Exercise description
Scan the listing that follows and report how many lines contain "projet". Write the number alone.

= = =

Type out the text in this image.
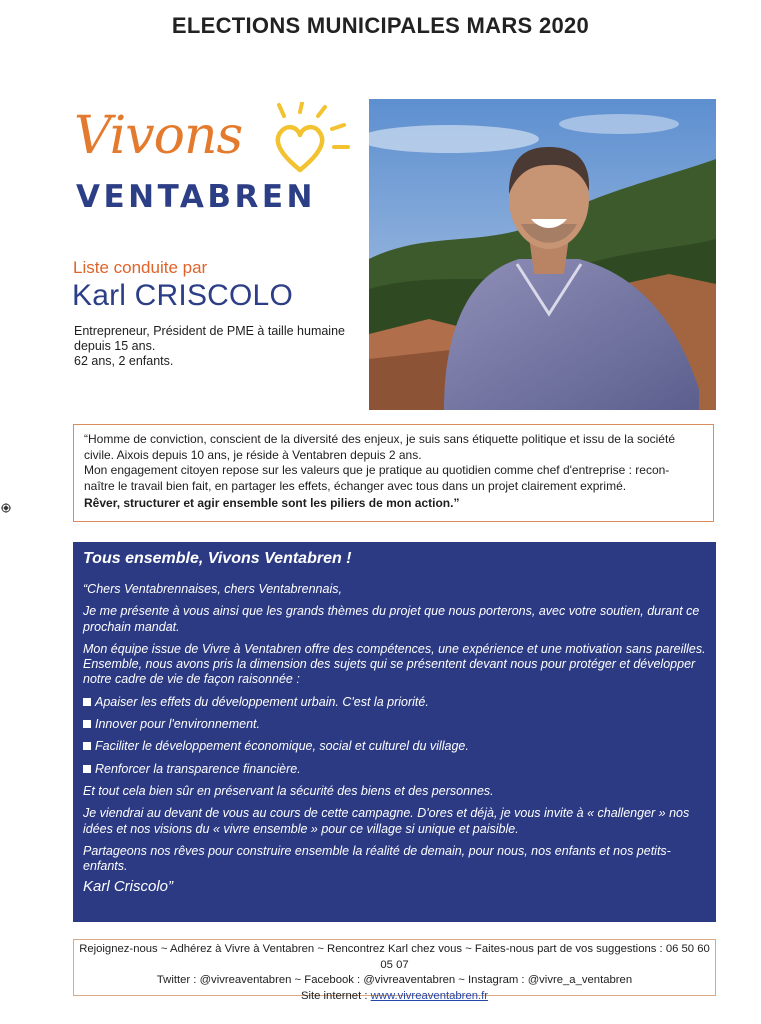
ELECTIONS MUNICIPALES MARS 2020
Vivons
VENTABREN
Liste conduite par
Karl CRISCOLO
Entrepreneur, Président de PME à taille humaine
depuis 15 ans.
62 ans, 2 enfants.

“Homme de conviction, conscient de la diversité des enjeux, je suis sans étiquette politique et issu de la société

civile. Aixois depuis 10 ans, je réside à Ventabren depuis 2 ans.

Mon engagement citoyen repose sur les valeurs que je pratique au quotidien comme chef d'entreprise : recon-

naître le travail bien fait, en partager les effets, échanger avec tous dans un projet clairement exprimé.

Rêver, structurer et agir ensemble sont les piliers de mon action.”

Tous ensemble, Vivons Ventabren !

“Chers Ventabrennaises, chers Ventabrennais,

Je me présente à vous ainsi que les grands thèmes du projet que nous porterons, avec votre soutien, durant ce prochain mandat.

Mon équipe issue de Vivre à Ventabren offre des compétences, une expérience et une motivation sans pareilles. Ensemble, nous avons pris la dimension des sujets qui se présentent devant nous pour protéger et développer notre cadre de vie de façon raisonnée :

Apaiser les effets du développement urbain. C'est la priorité.
Innover pour l'environnement.
Faciliter le développement économique, social et culturel du village.
Renforcer la transparence financière.

Et tout cela bien sûr en préservant la sécurité des biens et des personnes.

Je viendrai au devant de vous au cours de cette campagne. D'ores et déjà, je vous invite à « challenger » nos idées et nos visions du « vivre ensemble » pour ce village si unique et paisible.

Partageons nos rêves pour construire ensemble la réalité de demain, pour nous, nos enfants et nos petits-enfants.

Karl Criscolo”
Rejoignez-nous ~ Adhérez à Vivre à Ventabren ~ Rencontrez Karl chez vous ~ Faites-nous part de vos suggestions : 06 50 60 05 07
Twitter : @vivreaventabren ~ Facebook : @vivreaventabren ~ Instagram : @vivre_a_ventabren
Site internet : www.vivreaventabren.fr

= = =

Exercise output
2